# To do:
Below are some records; repeat them all exactly, minus the pictures.
BEGIN Working data
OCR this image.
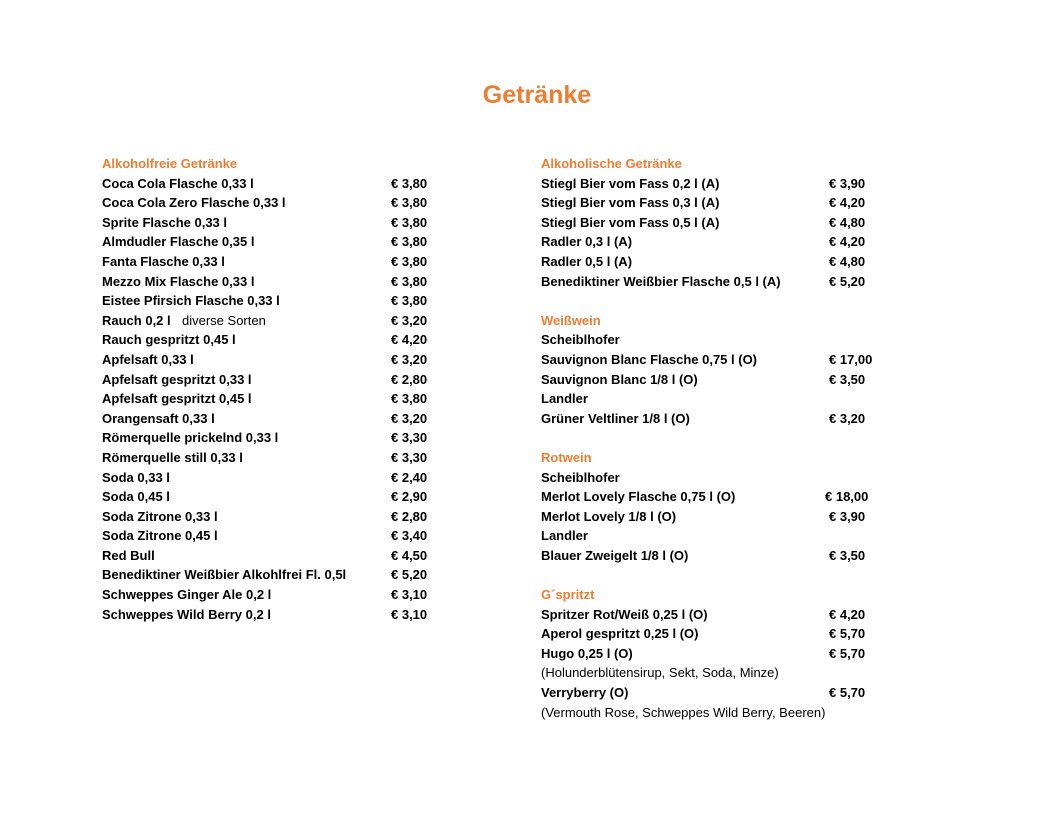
Getränke
Alkoholfreie Getränke
Coca Cola Flasche 0,33 l	€ 3,80
Coca Cola Zero Flasche 0,33 l	€ 3,80
Sprite Flasche 0,33 l	€ 3,80
Almdudler Flasche 0,35 l	€ 3,80
Fanta Flasche 0,33 l	€ 3,80
Mezzo Mix Flasche 0,33 l	€ 3,80
Eistee Pfirsich Flasche 0,33 l	€ 3,80
Rauch 0,2 l diverse Sorten	€ 3,20
Rauch gespritzt 0,45 l	€ 4,20
Apfelsaft 0,33 l	€ 3,20
Apfelsaft gespritzt 0,33 l	€ 2,80
Apfelsaft gespritzt 0,45 l	€ 3,80
Orangensaft 0,33 l	€ 3,20
Römerquelle prickelnd 0,33 l	€ 3,30
Römerquelle still 0,33 l	€ 3,30
Soda 0,33 l	€ 2,40
Soda 0,45 l	€ 2,90
Soda Zitrone 0,33 l	€ 2,80
Soda Zitrone 0,45 l	€ 3,40
Red Bull	€ 4,50
Benediktiner Weißbier Alkohlfrei Fl. 0,5l	€ 5,20
Schweppes Ginger Ale 0,2 l	€ 3,10
Schweppes Wild Berry 0,2 l	€ 3,10
Alkoholische Getränke
Stiegl Bier vom Fass 0,2 l (A)	€ 3,90
Stiegl Bier vom Fass 0,3 l (A)	€ 4,20
Stiegl Bier vom Fass 0,5 l (A)	€ 4,80
Radler 0,3 l (A)	€ 4,20
Radler 0,5 l (A)	€ 4,80
Benediktiner Weißbier Flasche 0,5 l (A)	€ 5,20
Weißwein
Scheiblhofer
Sauvignon Blanc Flasche 0,75 l (O)	€ 17,00
Sauvignon Blanc 1/8 l (O)	€ 3,50
Landler
Grüner Veltliner 1/8 l (O)	€ 3,20
Rotwein
Scheiblhofer
Merlot Lovely Flasche 0,75 l (O)	€ 18,00
Merlot Lovely 1/8 l (O)	€ 3,90
Landler
Blauer Zweigelt 1/8 l (O)	€ 3,50
G´spritzt
Spritzer Rot/Weiß 0,25 l (O)	€ 4,20
Aperol gespritzt 0,25 l (O)	€ 5,70
Hugo 0,25 l (O)	€ 5,70
(Holunderblütensirup, Sekt, Soda, Minze)
Verryberry (O)	€ 5,70
(Vermouth Rose, Schweppes Wild Berry, Beeren)
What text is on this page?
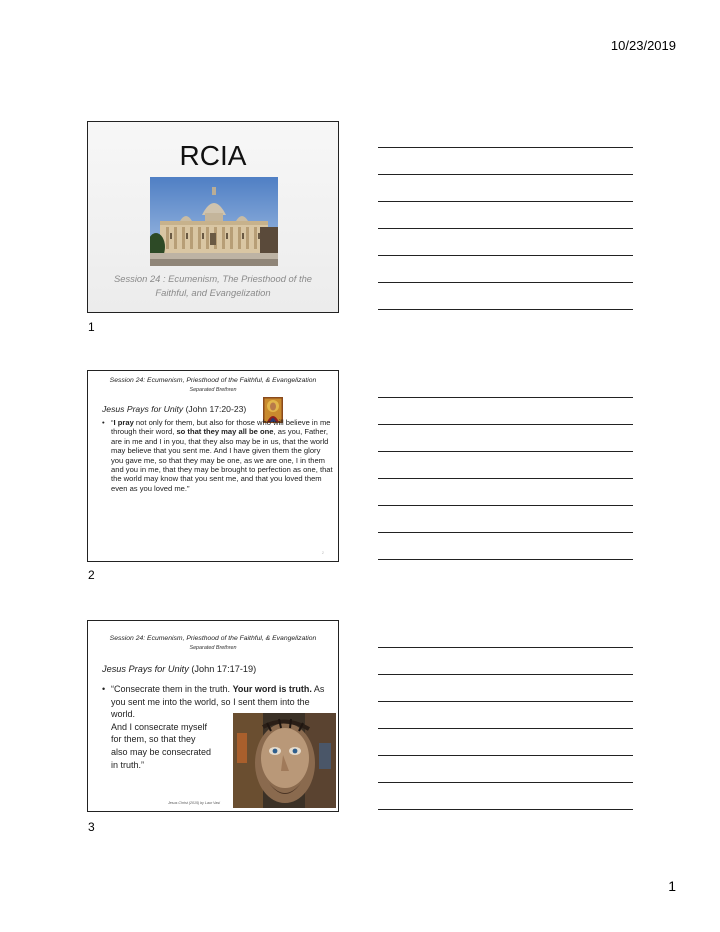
10/23/2019
RCIA
Session 24 : Ecumenism, The Priesthood of the Faithful, and Evangelization
1
Session 24: Ecumenism, Priesthood of the Faithful, & Evangelization
Separated Brethren
Jesus Prays for Unity (John 17:20-23)
• “I pray not only for them, but also for those who will believe in me through their word, so that they may all be one, as you, Father, are in me and I in you, that they also may be in us, that the world may believe that you sent me. And I have given them the glory you gave me, so that they may be one, as we are one, I in them and you in me, that they may be brought to perfection as one, that the world may know that you sent me, and that you loved them even as you loved me.”
2
2
Session 24: Ecumenism, Priesthood of the Faithful, & Evangelization
Separated Brethren
Jesus Prays for Unity (John 17:17-19)
• “Consecrate them in the truth. Your word is truth. As you sent me into the world, so I sent them into the world.
And I consecrate myself
for them, so that they
also may be consecrated
in truth.”
Jesus Christ (2015) by Laur Vasi
3
1
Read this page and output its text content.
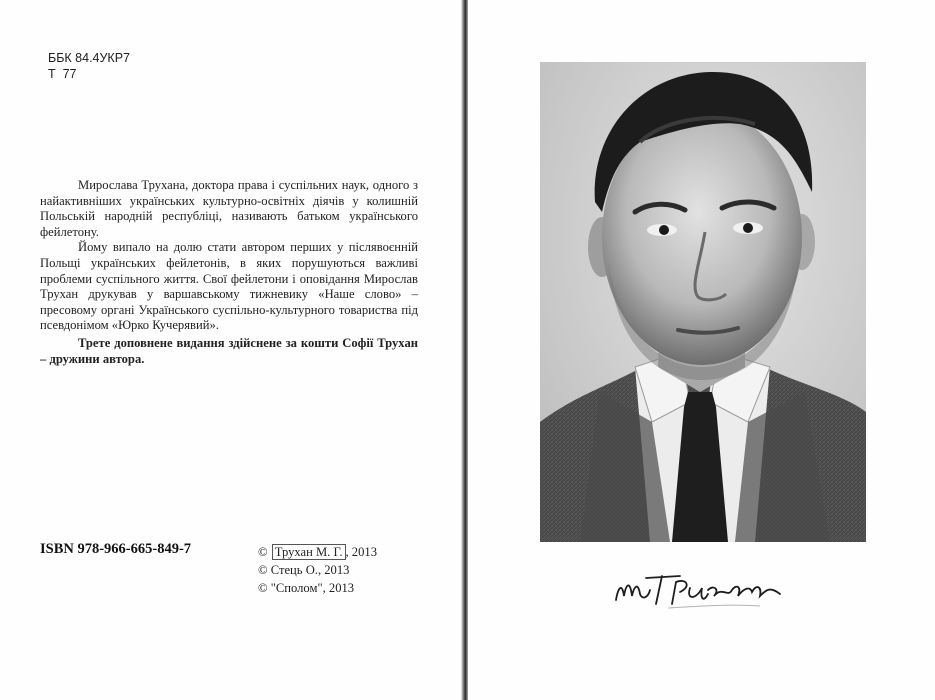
ББК 84.4УКР7
Т  77

Мирослава Трухана, доктора права і суспільних наук, одного з найактивніших українських культурно-освітніх діячів у колишній Польській народній республіці, називають батьком українського фейлетону.

Йому випало на долю стати автором перших у післявоєнній Польщі українських фейлетонів, в яких порушуються важливі проблеми суспільного життя. Свої фейлетони і оповідання Мирослав Трухан друкував у варшавському тижневику «Наше слово» – пресовому органі Українського суспільно-культурного товариства під псевдонімом «Юрко Кучерявий».

Трете доповнене видання здійснене за кошти Софії Трухан – дружини автора.

ISBN 978-966-665-849-7	© Трухан М. Г. , 2013
© Стець О., 2013
© "Сполом", 2013
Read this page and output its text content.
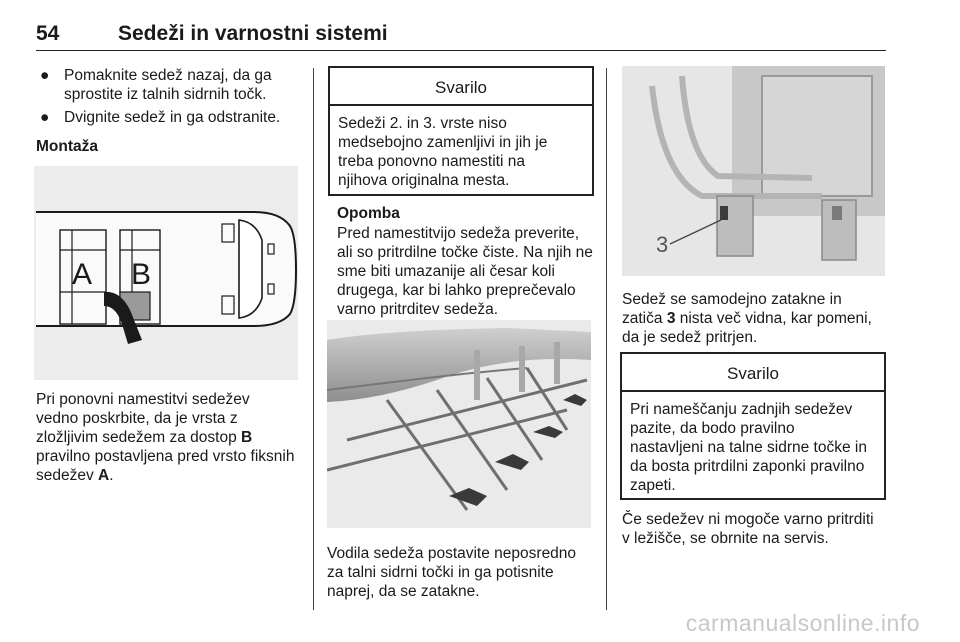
54	Sedeži in varnostni sistemi
● Pomaknite sedež nazaj, da ga
sprostite iz talnih sidrnih točk.
● Dvignite sedež in ga odstranite.
Montaža
A B
Pri ponovni namestitvi sedežev
vedno poskrbite, da je vrsta z
zložljivim sedežem za dostop B
pravilno postavljena pred vrsto fiksnih
sedežev A.
Svarilo
Sedeži 2. in 3. vrste niso
medsebojno zamenljivi in jih je
treba ponovno namestiti na
njihova originalna mesta.
Opomba
Pred namestitvijo sedeža preverite,
ali so pritrdilne točke čiste. Na njih ne
sme biti umazanije ali česar koli
drugega, kar bi lahko preprečevalo
varno pritrditev sedeža.
Vodila sedeža postavite neposredno
za talni sidrni točki in ga potisnite
naprej, da se zatakne.
3
Sedež se samodejno zatakne in
zatiča 3 nista več vidna, kar pomeni,
da je sedež pritrjen.
Svarilo
Pri nameščanju zadnjih sedežev
pazite, da bodo pravilno
nastavljeni na talne sidrne točke in
da bosta pritrdilni zaponki pravilno
zapeti.
Če sedežev ni mogoče varno pritrditi
v ležišče, se obrnite na servis.
carmanualsonline.info
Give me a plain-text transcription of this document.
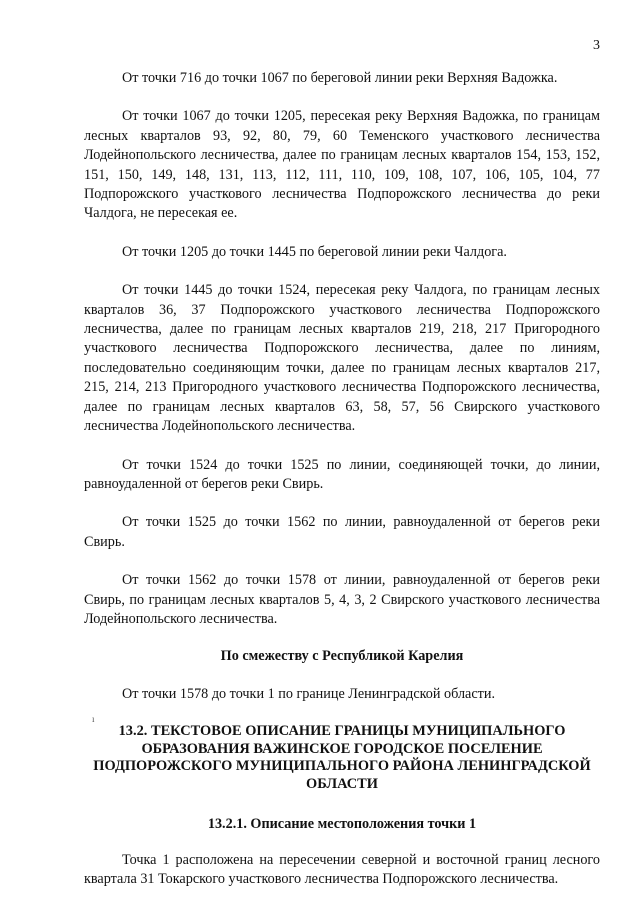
3

От точки 716 до точки 1067 по береговой линии реки Верхняя Вадожка.

От точки 1067 до точки 1205, пересекая реку Верхняя Вадожка, по границам лесных кварталов 93, 92, 80, 79, 60 Теменского участкового лесничества Лодейнопольского лесничества, далее по границам лесных кварталов 154, 153, 152, 151, 150, 149, 148, 131, 113, 112, 111, 110, 109, 108, 107, 106, 105, 104, 77 Подпорожского участкового лесничества Подпорожского лесничества до реки Чалдога, не пересекая ее.

От точки 1205 до точки 1445 по береговой линии реки Чалдога.

От точки 1445 до точки 1524, пересекая реку Чалдога, по границам лесных кварталов 36, 37 Подпорожского участкового лесничества Подпорожского лесничества, далее по границам лесных кварталов 219, 218, 217 Пригородного участкового лесничества Подпорожского лесничества, далее по линиям, последовательно соединяющим точки, далее по границам лесных кварталов 217, 215, 214, 213 Пригородного участкового лесничества Подпорожского лесничества, далее по границам лесных кварталов 63, 58, 57, 56 Свирского участкового лесничества Лодейнопольского лесничества.

От точки 1524 до точки 1525 по линии, соединяющей точки, до линии, равноудаленной от берегов реки Свирь.

От точки 1525 до точки 1562 по линии, равноудаленной от берегов реки Свирь.

От точки 1562 до точки 1578 от линии, равноудаленной от берегов реки Свирь, по границам лесных кварталов 5, 4, 3, 2 Свирского участкового лесничества Лодейнопольского лесничества.

По смежеству с Республикой Карелия

От точки 1578 до точки 1 по границе Ленинградской области.

13.2. ТЕКСТОВОЕ ОПИСАНИЕ ГРАНИЦЫ МУНИЦИПАЛЬНОГО ОБРАЗОВАНИЯ ВАЖИНСКОЕ ГОРОДСКОЕ ПОСЕЛЕНИЕ ПОДПОРОЖСКОГО МУНИЦИПАЛЬНОГО РАЙОНА ЛЕНИНГРАДСКОЙ ОБЛАСТИ

13.2.1. Описание местоположения точки 1

Точка 1 расположена на пересечении северной и восточной границ лесного квартала 31 Токарского участкового лесничества Подпорожского лесничества.

ı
END Working data
# Task result:
OCR this image.
Getränke
Alkoholfreie Getränke
Coca Cola Flasche 0,33 l	€ 3,80
Coca Cola Zero Flasche 0,33 l	€ 3,80
Sprite Flasche 0,33 l	€ 3,80
Almdudler Flasche 0,35 l	€ 3,80
Fanta Flasche 0,33 l	€ 3,80
Mezzo Mix Flasche 0,33 l	€ 3,80
Eistee Pfirsich Flasche 0,33 l	€ 3,80
Rauch 0,2 l diverse Sorten	€ 3,20
Rauch gespritzt 0,45 l	€ 4,20
Apfelsaft 0,33 l	€ 3,20
Apfelsaft gespritzt 0,33 l	€ 2,80
Apfelsaft gespritzt 0,45 l	€ 3,80
Orangensaft 0,33 l	€ 3,20
Römerquelle prickelnd 0,33 l	€ 3,30
Römerquelle still 0,33 l	€ 3,30
Soda 0,33 l	€ 2,40
Soda 0,45 l	€ 2,90
Soda Zitrone 0,33 l	€ 2,80
Soda Zitrone 0,45 l	€ 3,40
Red Bull	€ 4,50
Benediktiner Weißbier Alkohlfrei Fl. 0,5l	€ 5,20
Schweppes Ginger Ale 0,2 l	€ 3,10
Schweppes Wild Berry 0,2 l	€ 3,10
Alkoholische Getränke
Stiegl Bier vom Fass 0,2 l (A)	€ 3,90
Stiegl Bier vom Fass 0,3 l (A)	€ 4,20
Stiegl Bier vom Fass 0,5 l (A)	€ 4,80
Radler 0,3 l (A)	€ 4,20
Radler 0,5 l (A)	€ 4,80
Benediktiner Weißbier Flasche 0,5 l (A)	€ 5,20
Weißwein
Scheiblhofer
Sauvignon Blanc Flasche 0,75 l (O)	€ 17,00
Sauvignon Blanc 1/8 l (O)	€ 3,50
Landler
Grüner Veltliner 1/8 l (O)	€ 3,20
Rotwein
Scheiblhofer
Merlot Lovely Flasche 0,75 l (O)	€ 18,00
Merlot Lovely 1/8 l (O)	€ 3,90
Landler
Blauer Zweigelt 1/8 l (O)	€ 3,50
G´spritzt
Spritzer Rot/Weiß 0,25 l (O)	€ 4,20
Aperol gespritzt 0,25 l (O)	€ 5,70
Hugo 0,25 l (O)	€ 5,70
(Holunderblütensirup, Sekt, Soda, Minze)
Verryberry (O)	€ 5,70
(Vermouth Rose, Schweppes Wild Berry, Beeren)
What text is on this page?
10/23/2019
RCIA
Session 24 : Ecumenism, The Priesthood of the Faithful, and Evangelization
1
Session 24: Ecumenism, Priesthood of the Faithful, & Evangelization
Separated Brethren
Jesus Prays for Unity (John 17:20-23)
• “I pray not only for them, but also for those who will believe in me through their word, so that they may all be one, as you, Father, are in me and I in you, that they also may be in us, that the world may believe that you sent me. And I have given them the glory you gave me, so that they may be one, as we are one, I in them and you in me, that they may be brought to perfection as one, that the world may know that you sent me, and that you loved them even as you loved me.”
2
2
Session 24: Ecumenism, Priesthood of the Faithful, & Evangelization
Separated Brethren
Jesus Prays for Unity (John 17:17-19)
• “Consecrate them in the truth. Your word is truth. As you sent me into the world, so I sent them into the world.
And I consecrate myself
for them, so that they
also may be consecrated
in truth.”
Jesus Christ (2015) by Laur Vasi
3
1
Read this page and output its text content.
ББК 84.4УКР7
Т  77

Мирослава Трухана, доктора права і суспільних наук, одного з найактивніших українських культурно-освітніх діячів у колишній Польській народній республіці, називають батьком українського фейлетону.

Йому випало на долю стати автором перших у післявоєнній Польщі українських фейлетонів, в яких порушуються важливі проблеми суспільного життя. Свої фейлетони і оповідання Мирослав Трухан друкував у варшавському тижневику «Наше слово» – пресовому органі Українського суспільно-культурного товариства під псевдонімом «Юрко Кучерявий».

Трете доповнене видання здійснене за кошти Софії Трухан – дружини автора.

ISBN 978-966-665-849-7	© Трухан М. Г. , 2013
© Стець О., 2013
© "Сполом", 2013
Read this page and output its text content.
54	Sedeži in varnostni sistemi
● Pomaknite sedež nazaj, da ga
sprostite iz talnih sidrnih točk.
● Dvignite sedež in ga odstranite.
Montaža
A B
Pri ponovni namestitvi sedežev
vedno poskrbite, da je vrsta z
zložljivim sedežem za dostop B
pravilno postavljena pred vrsto fiksnih
sedežev A.
Svarilo
Sedeži 2. in 3. vrste niso
medsebojno zamenljivi in jih je
treba ponovno namestiti na
njihova originalna mesta.
Opomba
Pred namestitvijo sedeža preverite,
ali so pritrdilne točke čiste. Na njih ne
sme biti umazanije ali česar koli
drugega, kar bi lahko preprečevalo
varno pritrditev sedeža.
Vodila sedeža postavite neposredno
za talni sidrni točki in ga potisnite
naprej, da se zatakne.
3
Sedež se samodejno zatakne in
zatiča 3 nista več vidna, kar pomeni,
da je sedež pritrjen.
Svarilo
Pri nameščanju zadnjih sedežev
pazite, da bodo pravilno
nastavljeni na talne sidrne točke in
da bosta pritrdilni zaponki pravilno
zapeti.
Če sedežev ni mogoče varno pritrditi
v ležišče, se obrnite na servis.
carmanualsonline.info
Give me a plain-text transcription of this document.
3

От точки 716 до точки 1067 по береговой линии реки Верхняя Вадожка.

От точки 1067 до точки 1205, пересекая реку Верхняя Вадожка, по границам лесных кварталов 93, 92, 80, 79, 60 Теменского участкового лесничества Лодейнопольского лесничества, далее по границам лесных кварталов 154, 153, 152, 151, 150, 149, 148, 131, 113, 112, 111, 110, 109, 108, 107, 106, 105, 104, 77 Подпорожского участкового лесничества Подпорожского лесничества до реки Чалдога, не пересекая ее.

От точки 1205 до точки 1445 по береговой линии реки Чалдога.

От точки 1445 до точки 1524, пересекая реку Чалдога, по границам лесных кварталов 36, 37 Подпорожского участкового лесничества Подпорожского лесничества, далее по границам лесных кварталов 219, 218, 217 Пригородного участкового лесничества Подпорожского лесничества, далее по линиям, последовательно соединяющим точки, далее по границам лесных кварталов 217, 215, 214, 213 Пригородного участкового лесничества Подпорожского лесничества, далее по границам лесных кварталов 63, 58, 57, 56 Свирского участкового лесничества Лодейнопольского лесничества.

От точки 1524 до точки 1525 по линии, соединяющей точки, до линии, равноудаленной от берегов реки Свирь.

От точки 1525 до точки 1562 по линии, равноудаленной от берегов реки Свирь.

От точки 1562 до точки 1578 от линии, равноудаленной от берегов реки Свирь, по границам лесных кварталов 5, 4, 3, 2 Свирского участкового лесничества Лодейнопольского лесничества.

По смежеству с Республикой Карелия

От точки 1578 до точки 1 по границе Ленинградской области.

13.2. ТЕКСТОВОЕ ОПИСАНИЕ ГРАНИЦЫ МУНИЦИПАЛЬНОГО ОБРАЗОВАНИЯ ВАЖИНСКОЕ ГОРОДСКОЕ ПОСЕЛЕНИЕ ПОДПОРОЖСКОГО МУНИЦИПАЛЬНОГО РАЙОНА ЛЕНИНГРАДСКОЙ ОБЛАСТИ

13.2.1. Описание местоположения точки 1

Точка 1 расположена на пересечении северной и восточной границ лесного квартала 31 Токарского участкового лесничества Подпорожского лесничества.

ı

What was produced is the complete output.